## What needs to be done
Find the lines holding the string "prosecution" in the data, then copy all of them.

## Exercise materials
* begin *
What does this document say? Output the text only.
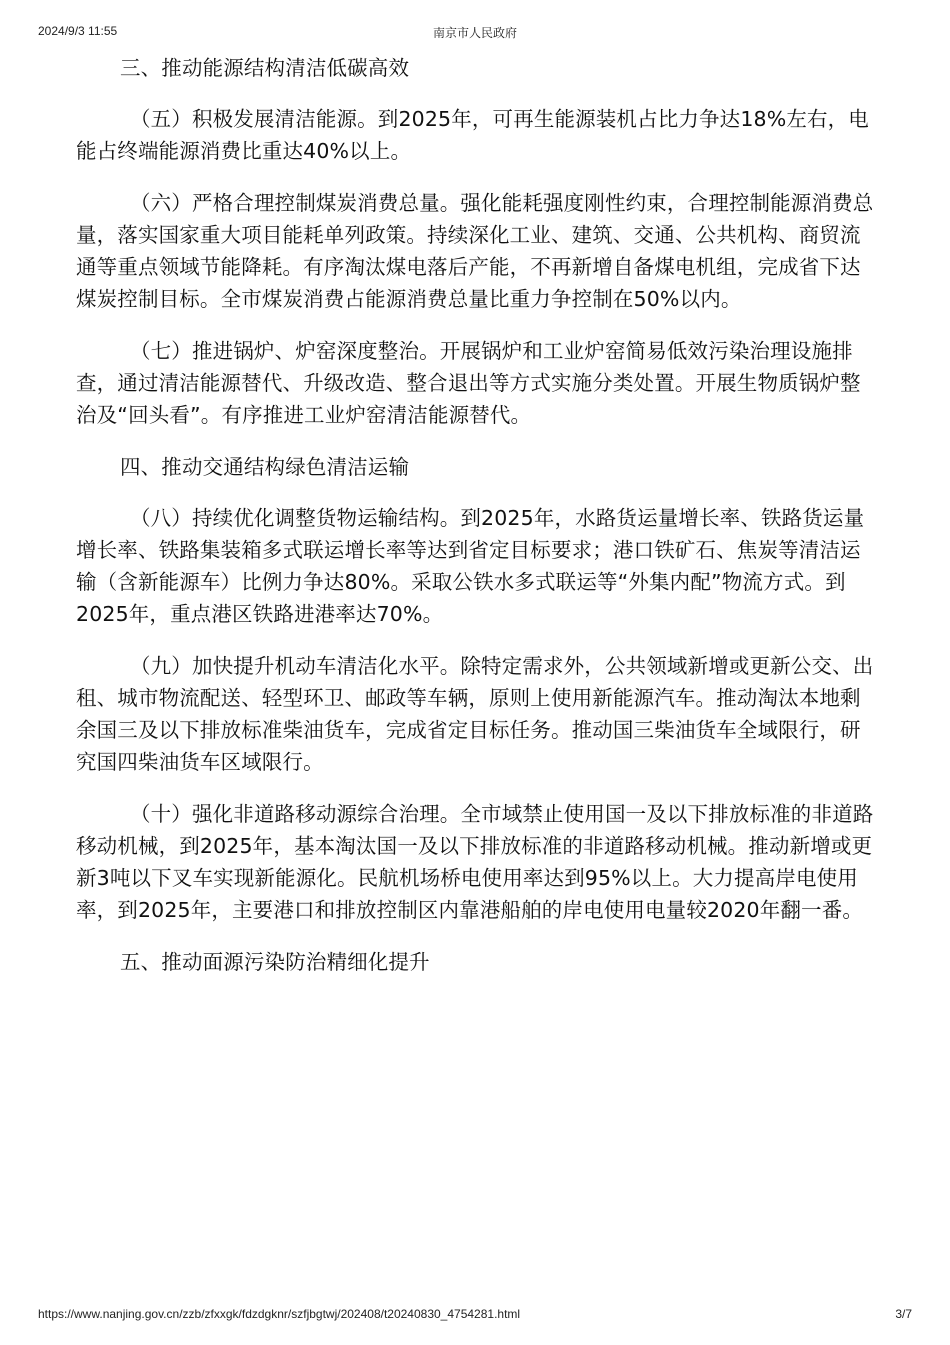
2024/9/3 11:55	南京市人民政府

三、推动能源结构清洁低碳高效

（五）积极发展清洁能源。到2025年，可再生能源装机占比力争达18%左右，电能占终端能源消费比重达40%以上。

（六）严格合理控制煤炭消费总量。强化能耗强度刚性约束，合理控制能源消费总量，落实国家重大项目能耗单列政策。持续深化工业、建筑、交通、公共机构、商贸流通等重点领域节能降耗。有序淘汰煤电落后产能，不再新增自备煤电机组，完成省下达煤炭控制目标。全市煤炭消费占能源消费总量比重力争控制在50%以内。

（七）推进锅炉、炉窑深度整治。开展锅炉和工业炉窑简易低效污染治理设施排查，通过清洁能源替代、升级改造、整合退出等方式实施分类处置。开展生物质锅炉整治及“回头看”。有序推进工业炉窑清洁能源替代。

四、推动交通结构绿色清洁运输

（八）持续优化调整货物运输结构。到2025年，水路货运量增长率、铁路货运量增长率、铁路集装箱多式联运增长率等达到省定目标要求；港口铁矿石、焦炭等清洁运输（含新能源车）比例力争达80%。采取公铁水多式联运等“外集内配”物流方式。到2025年，重点港区铁路进港率达70%。

（九）加快提升机动车清洁化水平。除特定需求外，公共领域新增或更新公交、出租、城市物流配送、轻型环卫、邮政等车辆，原则上使用新能源汽车。推动淘汰本地剩余国三及以下排放标准柴油货车，完成省定目标任务。推动国三柴油货车全域限行，研究国四柴油货车区域限行。

（十）强化非道路移动源综合治理。全市域禁止使用国一及以下排放标准的非道路移动机械，到2025年，基本淘汰国一及以下排放标准的非道路移动机械。推动新增或更新3吨以下叉车实现新能源化。民航机场桥电使用率达到95%以上。大力提高岸电使用率，到2025年，主要港口和排放控制区内靠港船舶的岸电使用电量较2020年翻一番。

五、推动面源污染防治精细化提升

https://www.nanjing.gov.cn/zzb/zfxxgk/fdzdgknr/szfjbgtwj/202408/t20240830_4754281.html	3/7
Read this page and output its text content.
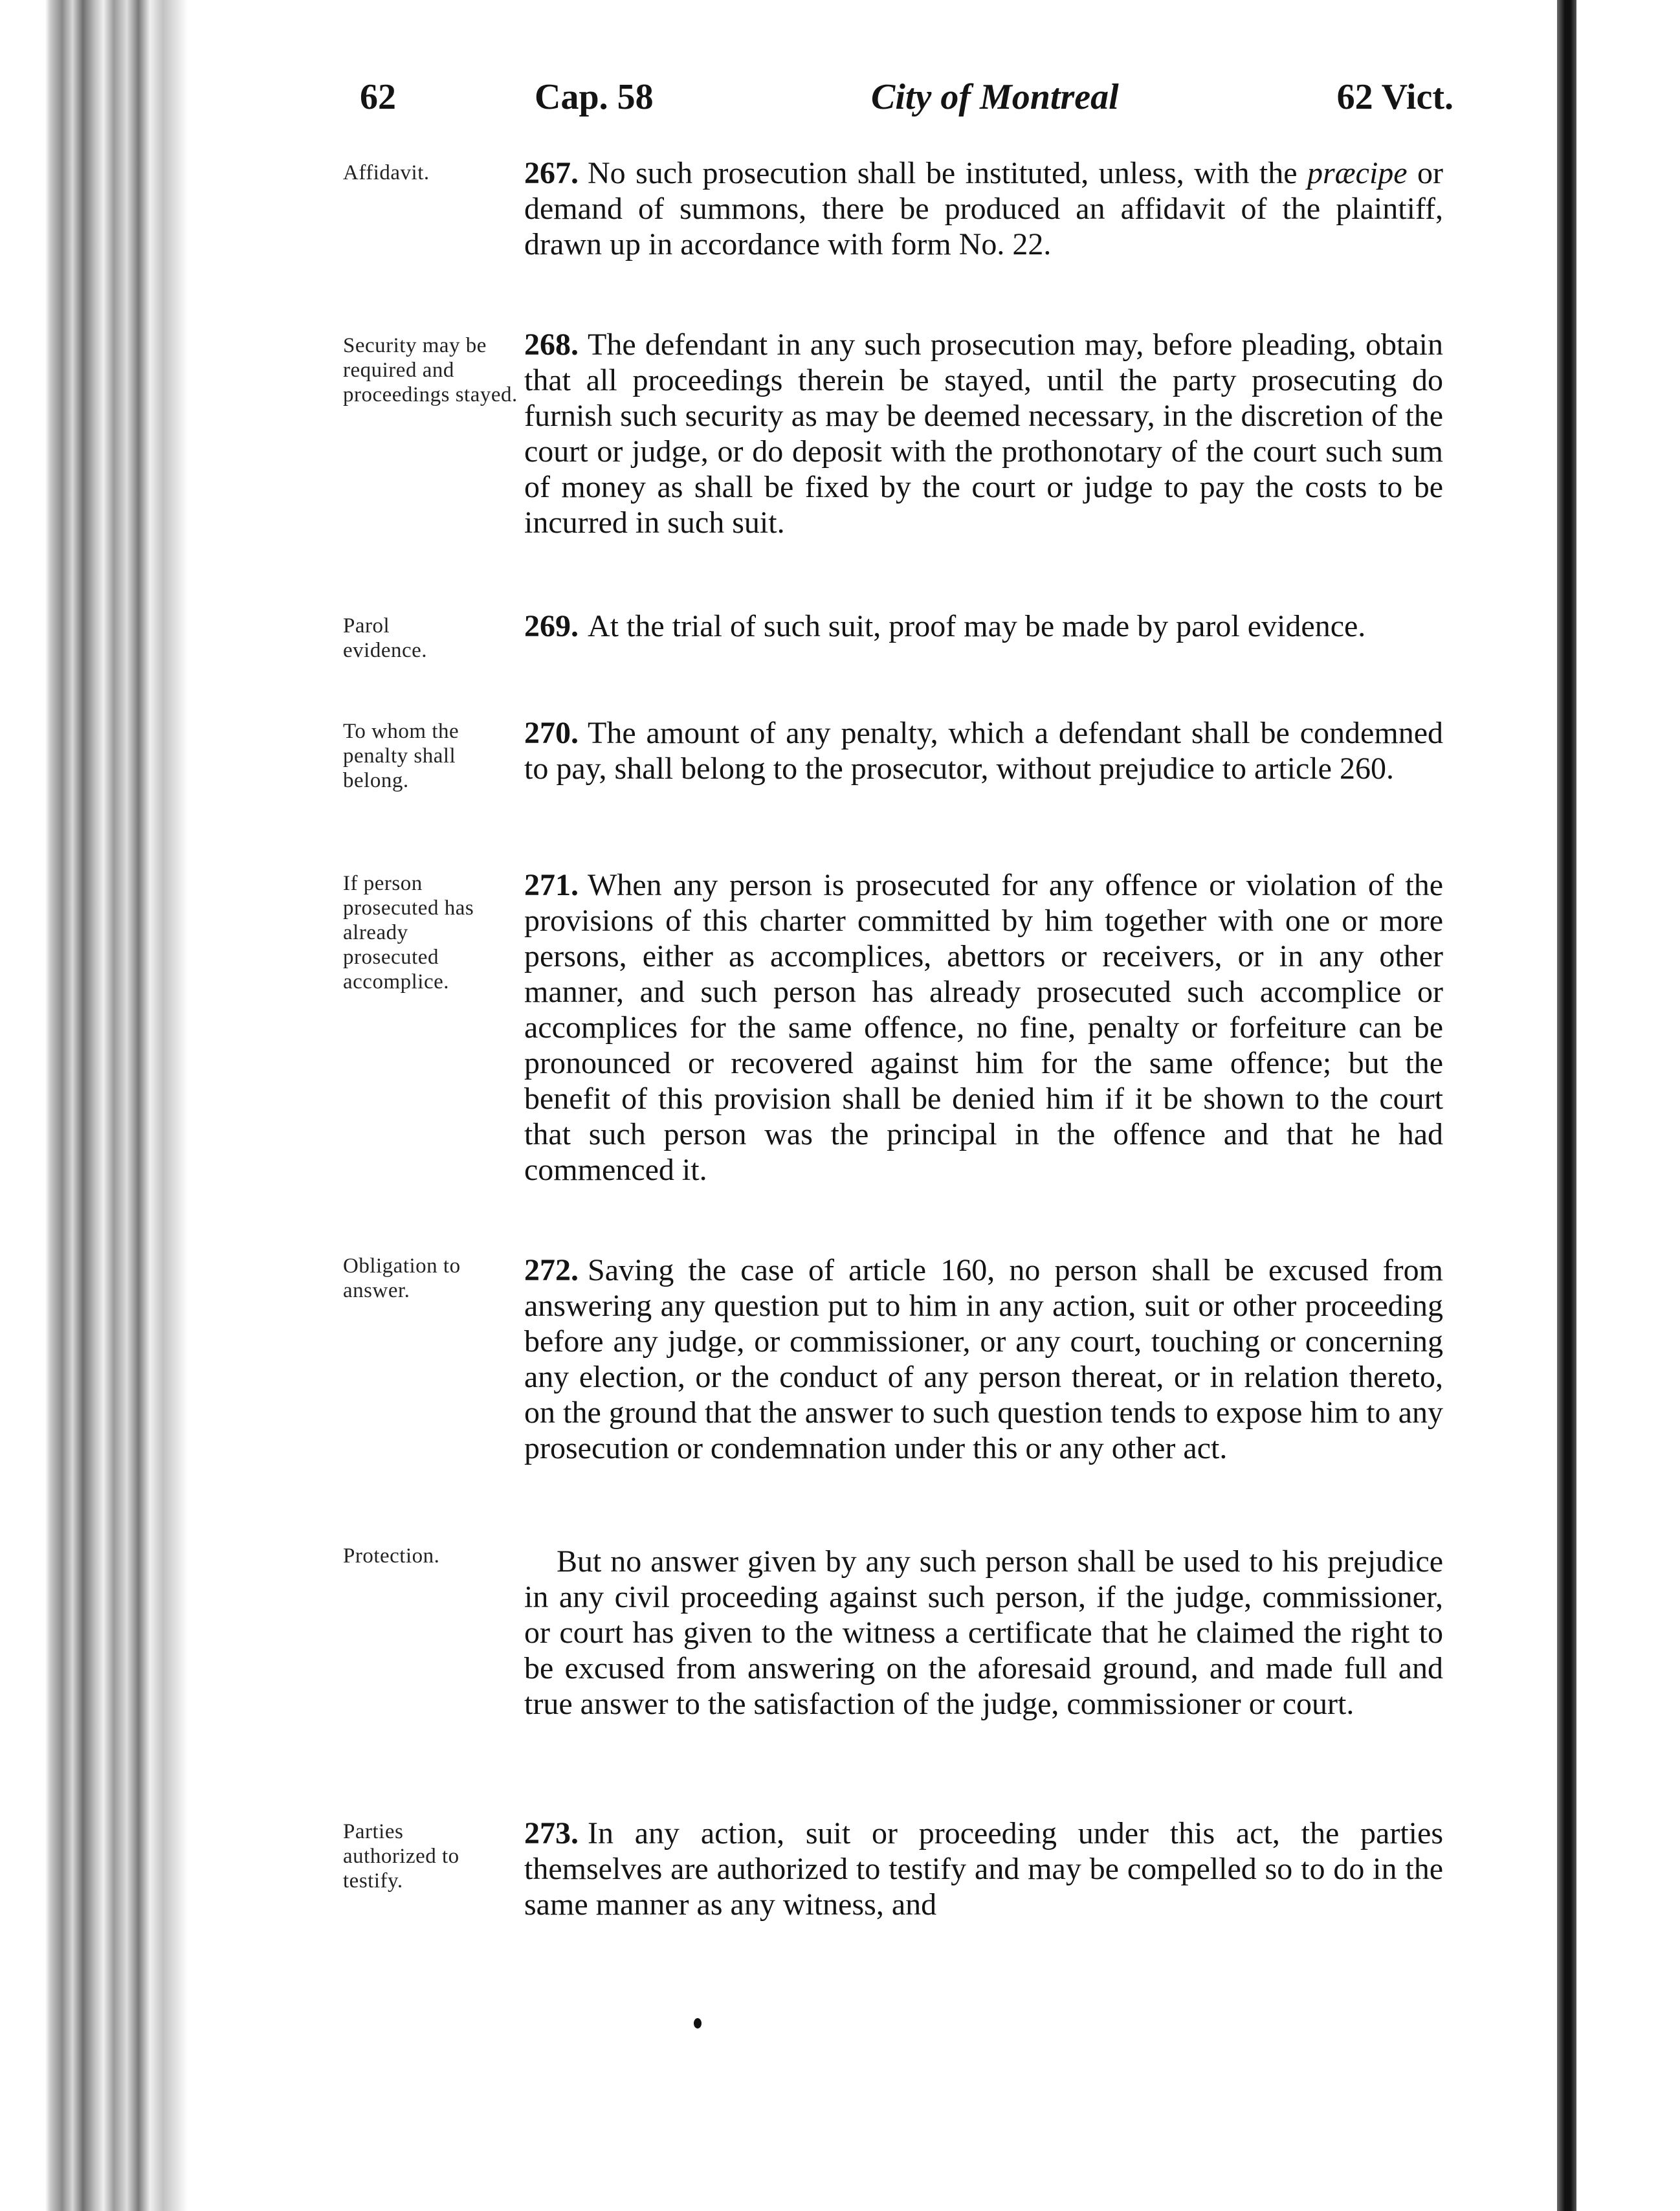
62	Cap. 58	City of Montreal	62 Vict.
Affidavit.	267. No such prosecution shall be instituted, unless, with the præcipe or demand of summons, there be produced an affidavit of the plaintiff, drawn up in accordance with form No. 22.
Security may be required and proceedings stayed.
268. The defendant in any such prosecution may, before pleading, obtain that all proceedings therein be stayed, until the party prosecuting do furnish such security as may be deemed necessary, in the discretion of the court or judge, or do deposit with the prothonotary of the court such sum of money as shall be fixed by the court or judge to pay the costs to be incurred in such suit.
Parol evidence.
269. At the trial of such suit, proof may be made by parol evidence.
To whom the penalty shall belong.
270. The amount of any penalty, which a defendant shall be condemned to pay, shall belong to the prosecutor, without prejudice to article 260.
If person prosecuted has already prosecuted accomplice.
271. When any person is prosecuted for any offence or violation of the provisions of this charter committed by him together with one or more persons, either as accomplices, abettors or receivers, or in any other manner, and such person has already prosecuted such accomplice or accomplices for the same offence, no fine, penalty or forfeiture can be pronounced or recovered against him for the same offence; but the benefit of this provision shall be denied him if it be shown to the court that such person was the principal in the offence and that he had commenced it.
Obligation to answer.
272. Saving the case of article 160, no person shall be excused from answering any question put to him in any action, suit or other proceeding before any judge, or commissioner, or any court, touching or concerning any election, or the conduct of any person thereat, or in relation thereto, on the ground that the answer to such question tends to expose him to any prosecution or condemnation under this or any other act.
Protection.	But no answer given by any such person shall be used to his prejudice in any civil proceeding against such person, if the judge, commissioner, or court has given to the witness a certificate that he claimed the right to be excused from answering on the aforesaid ground, and made full and true answer to the satisfaction of the judge, commissioner or court.
Parties authorized to testify.
273. In any action, suit or proceeding under this act, the parties themselves are authorized to testify and may be compelled so to do in the same manner as any witness, and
* end *
## The reply
Affidavit.	267. No such prosecution shall be instituted, unless, with the præcipe or demand of summons, there be produced an affidavit of the plaintiff, drawn up in accordance with form No. 22.
268. The defendant in any such prosecution may, before pleading, obtain that all proceedings therein be stayed, until the party prosecuting do furnish such security as may be deemed necessary, in the discretion of the court or judge, or do deposit with the prothonotary of the court such sum of money as shall be fixed by the court or judge to pay the costs to be incurred in such suit.
272. Saving the case of article 160, no person shall be excused from answering any question put to him in any action, suit or other proceeding before any judge, or commissioner, or any court, touching or concerning any election, or the conduct of any person thereat, or in relation thereto, on the ground that the answer to such question tends to expose him to any prosecution or condemnation under this or any other act.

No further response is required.